* [Task directions]: Set down each entry exactly as given; pictures should not appear in the copy.

— START Material for this task —

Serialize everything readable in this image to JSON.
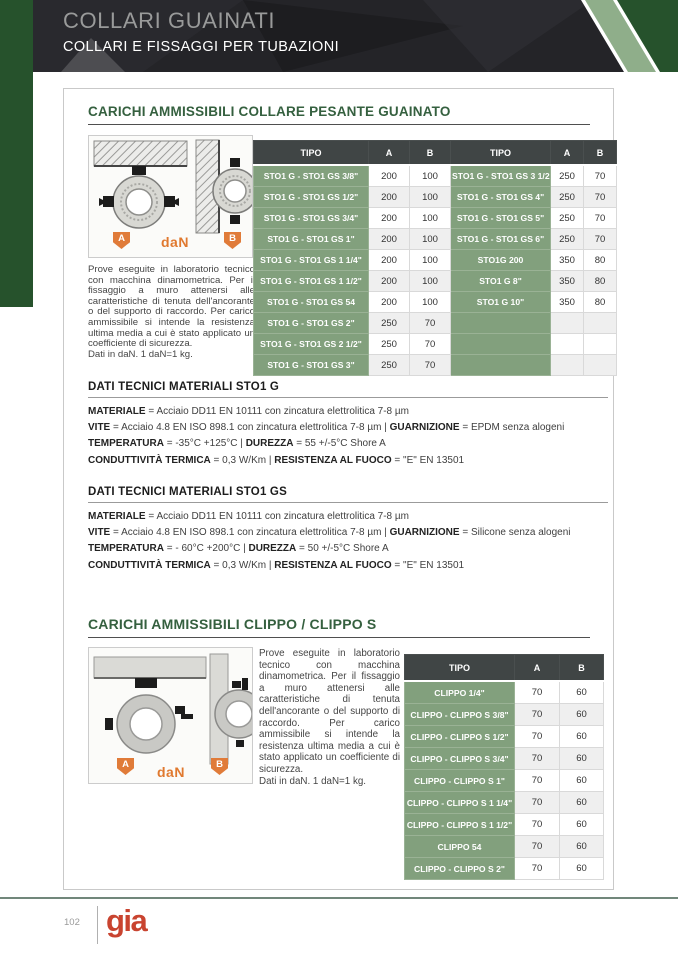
{
  "header": {
    "title": "COLLARI GUAINATI",
    "subtitle": "COLLARI E FISSAGGI PER TUBAZIONI"
  },
  "colors": {
    "accent_green_dark": "#26522c",
    "accent_green_sage": "#8fae8a",
    "table_row_green": "#82a07d",
    "table_header_dark": "#404545",
    "section_title_green": "#35603f",
    "badge_orange": "#e07b39",
    "logo_red": "#c94430"
  },
  "section1": {
    "title": "CARICHI AMMISSIBILI COLLARE PESANTE GUAINATO",
    "figure": {
      "label_a": "A",
      "label_b": "B",
      "unit": "daN"
    },
    "note": "Prove eseguite in laboratorio tecnico con macchina dinamometrica. Per il fissaggio a muro attenersi alle caratteristiche di tenuta dell'ancorante o del supporto di raccordo. Per carico ammissibile si intende la resistenza ultima media a cui è stato applicato un coefficiente di sicurezza.",
    "note2": "Dati in daN. 1 daN=1 kg.",
    "table": {
      "headers": [
        "TIPO",
        "A",
        "B",
        "TIPO",
        "A",
        "B"
      ],
      "rows": [
        [
          "STO1 G - STO1 GS 3/8\"",
          "200",
          "100",
          "STO1 G - STO1 GS 3 1/2\"",
          "250",
          "70"
        ],
        [
          "STO1 G - STO1 GS 1/2\"",
          "200",
          "100",
          "STO1 G - STO1 GS 4\"",
          "250",
          "70"
        ],
        [
          "STO1 G - STO1 GS 3/4\"",
          "200",
          "100",
          "STO1 G - STO1 GS 5\"",
          "250",
          "70"
        ],
        [
          "STO1 G - STO1 GS 1\"",
          "200",
          "100",
          "STO1 G - STO1 GS 6\"",
          "250",
          "70"
        ],
        [
          "STO1 G - STO1 GS 1 1/4\"",
          "200",
          "100",
          "STO1G 200",
          "350",
          "80"
        ],
        [
          "STO1 G - STO1 GS 1 1/2\"",
          "200",
          "100",
          "STO1 G 8\"",
          "350",
          "80"
        ],
        [
          "STO1 G - STO1 GS 54",
          "200",
          "100",
          "STO1 G 10\"",
          "350",
          "80"
        ],
        [
          "STO1 G - STO1 GS 2\"",
          "250",
          "70",
          "",
          "",
          ""
        ],
        [
          "STO1 G - STO1 GS 2 1/2\"",
          "250",
          "70",
          "",
          "",
          ""
        ],
        [
          "STO1 G - STO1 GS 3\"",
          "250",
          "70",
          "",
          "",
          ""
        ]
      ]
    }
  },
  "tech1": {
    "title": "DATI TECNICI MATERIALI STO1 G",
    "lines": [
      [
        {
          "b": 1,
          "t": "MATERIALE"
        },
        {
          "t": " = Acciaio DD11 EN 10111 con zincatura elettrolitica 7-8 µm"
        }
      ],
      [
        {
          "b": 1,
          "t": "VITE"
        },
        {
          "t": " = Acciaio 4.8 EN ISO 898.1 con zincatura elettrolitica 7-8 µm  |  "
        },
        {
          "b": 1,
          "t": "GUARNIZIONE"
        },
        {
          "t": " = EPDM senza alogeni"
        }
      ],
      [
        {
          "b": 1,
          "t": "TEMPERATURA"
        },
        {
          "t": " = -35°C +125°C |  "
        },
        {
          "b": 1,
          "t": "DUREZZA"
        },
        {
          "t": " = 55 +/-5°C Shore A"
        }
      ],
      [
        {
          "b": 1,
          "t": "CONDUTTIVITÀ TERMICA"
        },
        {
          "t": " = 0,3 W/Km  |  "
        },
        {
          "b": 1,
          "t": "RESISTENZA AL FUOCO"
        },
        {
          "t": " = \"E\" EN 13501"
        }
      ]
    ]
  },
  "tech2": {
    "title": "DATI TECNICI MATERIALI STO1 GS",
    "lines": [
      [
        {
          "b": 1,
          "t": "MATERIALE"
        },
        {
          "t": " = Acciaio DD11 EN 10111 con zincatura elettrolitica 7-8 µm"
        }
      ],
      [
        {
          "b": 1,
          "t": "VITE"
        },
        {
          "t": " = Acciaio 4.8 EN ISO 898.1 con zincatura elettrolitica 7-8 µm  |  "
        },
        {
          "b": 1,
          "t": "GUARNIZIONE"
        },
        {
          "t": " = Silicone senza alogeni"
        }
      ],
      [
        {
          "b": 1,
          "t": "TEMPERATURA"
        },
        {
          "t": " = - 60°C +200°C |  "
        },
        {
          "b": 1,
          "t": "DUREZZA"
        },
        {
          "t": " = 50 +/-5°C Shore A"
        }
      ],
      [
        {
          "b": 1,
          "t": "CONDUTTIVITÀ TERMICA"
        },
        {
          "t": " = 0,3 W/Km  |  "
        },
        {
          "b": 1,
          "t": "RESISTENZA AL FUOCO"
        },
        {
          "t": " = \"E\" EN 13501"
        }
      ]
    ]
  },
  "section2": {
    "title": "CARICHI AMMISSIBILI CLIPPO / CLIPPO S",
    "figure": {
      "label_a": "A",
      "label_b": "B",
      "unit": "daN"
    },
    "note": "Prove eseguite in laboratorio tecnico con macchina dinamometrica. Per il fissaggio a muro attenersi alle caratteristiche di tenuta dell'ancorante o del supporto di raccordo. Per carico ammissibile si intende la resistenza ultima media a cui è stato applicato un coefficiente di sicurezza.",
    "note2": "Dati in daN. 1 daN=1 kg.",
    "table": {
      "headers": [
        "TIPO",
        "A",
        "B"
      ],
      "rows": [
        [
          "CLIPPO 1/4\"",
          "70",
          "60"
        ],
        [
          "CLIPPO - CLIPPO S 3/8\"",
          "70",
          "60"
        ],
        [
          "CLIPPO - CLIPPO S 1/2\"",
          "70",
          "60"
        ],
        [
          "CLIPPO - CLIPPO S 3/4\"",
          "70",
          "60"
        ],
        [
          "CLIPPO - CLIPPO S 1\"",
          "70",
          "60"
        ],
        [
          "CLIPPO - CLIPPO S 1 1/4\"",
          "70",
          "60"
        ],
        [
          "CLIPPO - CLIPPO S 1 1/2\"",
          "70",
          "60"
        ],
        [
          "CLIPPO 54",
          "70",
          "60"
        ],
        [
          "CLIPPO - CLIPPO S 2\"",
          "70",
          "60"
        ]
      ]
    }
  },
  "footer": {
    "page_number": "102",
    "logo": "gia"
  }
}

— END Material for this task —

* [Result below]:
Serialize everything readable in this image to JSON.
{
  "header": {
    "title": "COLLARI GUAINATI",
    "subtitle": "COLLARI E FISSAGGI PER TUBAZIONI"
  },
  "colors": {
    "accent_green_dark": "#26522c",
    "accent_green_sage": "#8fae8a",
    "table_row_green": "#82a07d",
    "table_header_dark": "#404545",
    "section_title_green": "#35603f",
    "badge_orange": "#e07b39",
    "logo_red": "#c94430"
  },
  "section1": {
    "title": "CARICHI AMMISSIBILI COLLARE PESANTE GUAINATO",
    "figure": {
      "label_a": "A",
      "label_b": "B",
      "unit": "daN"
    },
    "note": "Prove eseguite in laboratorio tecnico con macchina dinamometrica. Per il fissaggio a muro attenersi alle caratteristiche di tenuta dell'ancorante o del supporto di raccordo. Per carico ammissibile si intende la resistenza ultima media a cui è stato applicato un coefficiente di sicurezza.",
    "note2": "Dati in daN. 1 daN=1 kg.",
    "table": {
      "headers": [
        "TIPO",
        "A",
        "B",
        "TIPO",
        "A",
        "B"
      ],
      "rows": [
        [
          "STO1 G - STO1 GS 3/8\"",
          "200",
          "100",
          "STO1 G - STO1 GS 3 1/2\"",
          "250",
          "70"
        ],
        [
          "STO1 G - STO1 GS 1/2\"",
          "200",
          "100",
          "STO1 G - STO1 GS 4\"",
          "250",
          "70"
        ],
        [
          "STO1 G - STO1 GS 3/4\"",
          "200",
          "100",
          "STO1 G - STO1 GS 5\"",
          "250",
          "70"
        ],
        [
          "STO1 G - STO1 GS 1\"",
          "200",
          "100",
          "STO1 G - STO1 GS 6\"",
          "250",
          "70"
        ],
        [
          "STO1 G - STO1 GS 1 1/4\"",
          "200",
          "100",
          "STO1G 200",
          "350",
          "80"
        ],
        [
          "STO1 G - STO1 GS 1 1/2\"",
          "200",
          "100",
          "STO1 G 8\"",
          "350",
          "80"
        ],
        [
          "STO1 G - STO1 GS 54",
          "200",
          "100",
          "STO1 G 10\"",
          "350",
          "80"
        ],
        [
          "STO1 G - STO1 GS 2\"",
          "250",
          "70",
          "",
          "",
          ""
        ],
        [
          "STO1 G - STO1 GS 2 1/2\"",
          "250",
          "70",
          "",
          "",
          ""
        ],
        [
          "STO1 G - STO1 GS 3\"",
          "250",
          "70",
          "",
          "",
          ""
        ]
      ]
    }
  },
  "tech1": {
    "title": "DATI TECNICI MATERIALI STO1 G",
    "lines": [
      [
        {
          "b": 1,
          "t": "MATERIALE"
        },
        {
          "t": " = Acciaio DD11 EN 10111 con zincatura elettrolitica 7-8 µm"
        }
      ],
      [
        {
          "b": 1,
          "t": "VITE"
        },
        {
          "t": " = Acciaio 4.8 EN ISO 898.1 con zincatura elettrolitica 7-8 µm  |  "
        },
        {
          "b": 1,
          "t": "GUARNIZIONE"
        },
        {
          "t": " = EPDM senza alogeni"
        }
      ],
      [
        {
          "b": 1,
          "t": "TEMPERATURA"
        },
        {
          "t": " = -35°C +125°C |  "
        },
        {
          "b": 1,
          "t": "DUREZZA"
        },
        {
          "t": " = 55 +/-5°C Shore A"
        }
      ],
      [
        {
          "b": 1,
          "t": "CONDUTTIVITÀ TERMICA"
        },
        {
          "t": " = 0,3 W/Km  |  "
        },
        {
          "b": 1,
          "t": "RESISTENZA AL FUOCO"
        },
        {
          "t": " = \"E\" EN 13501"
        }
      ]
    ]
  },
  "tech2": {
    "title": "DATI TECNICI MATERIALI STO1 GS",
    "lines": [
      [
        {
          "b": 1,
          "t": "MATERIALE"
        },
        {
          "t": " = Acciaio DD11 EN 10111 con zincatura elettrolitica 7-8 µm"
        }
      ],
      [
        {
          "b": 1,
          "t": "VITE"
        },
        {
          "t": " = Acciaio 4.8 EN ISO 898.1 con zincatura elettrolitica 7-8 µm  |  "
        },
        {
          "b": 1,
          "t": "GUARNIZIONE"
        },
        {
          "t": " = Silicone senza alogeni"
        }
      ],
      [
        {
          "b": 1,
          "t": "TEMPERATURA"
        },
        {
          "t": " = - 60°C +200°C |  "
        },
        {
          "b": 1,
          "t": "DUREZZA"
        },
        {
          "t": " = 50 +/-5°C Shore A"
        }
      ],
      [
        {
          "b": 1,
          "t": "CONDUTTIVITÀ TERMICA"
        },
        {
          "t": " = 0,3 W/Km  |  "
        },
        {
          "b": 1,
          "t": "RESISTENZA AL FUOCO"
        },
        {
          "t": " = \"E\" EN 13501"
        }
      ]
    ]
  },
  "section2": {
    "title": "CARICHI AMMISSIBILI CLIPPO / CLIPPO S",
    "figure": {
      "label_a": "A",
      "label_b": "B",
      "unit": "daN"
    },
    "note": "Prove eseguite in laboratorio tecnico con macchina dinamometrica. Per il fissaggio a muro attenersi alle caratteristiche di tenuta dell'ancorante o del supporto di raccordo. Per carico ammissibile si intende la resistenza ultima media a cui è stato applicato un coefficiente di sicurezza.",
    "note2": "Dati in daN. 1 daN=1 kg.",
    "table": {
      "headers": [
        "TIPO",
        "A",
        "B"
      ],
      "rows": [
        [
          "CLIPPO 1/4\"",
          "70",
          "60"
        ],
        [
          "CLIPPO - CLIPPO S 3/8\"",
          "70",
          "60"
        ],
        [
          "CLIPPO - CLIPPO S 1/2\"",
          "70",
          "60"
        ],
        [
          "CLIPPO - CLIPPO S 3/4\"",
          "70",
          "60"
        ],
        [
          "CLIPPO - CLIPPO S 1\"",
          "70",
          "60"
        ],
        [
          "CLIPPO - CLIPPO S 1 1/4\"",
          "70",
          "60"
        ],
        [
          "CLIPPO - CLIPPO S 1 1/2\"",
          "70",
          "60"
        ],
        [
          "CLIPPO 54",
          "70",
          "60"
        ],
        [
          "CLIPPO - CLIPPO S 2\"",
          "70",
          "60"
        ]
      ]
    }
  },
  "footer": {
    "page_number": "102",
    "logo": "gia"
  }
}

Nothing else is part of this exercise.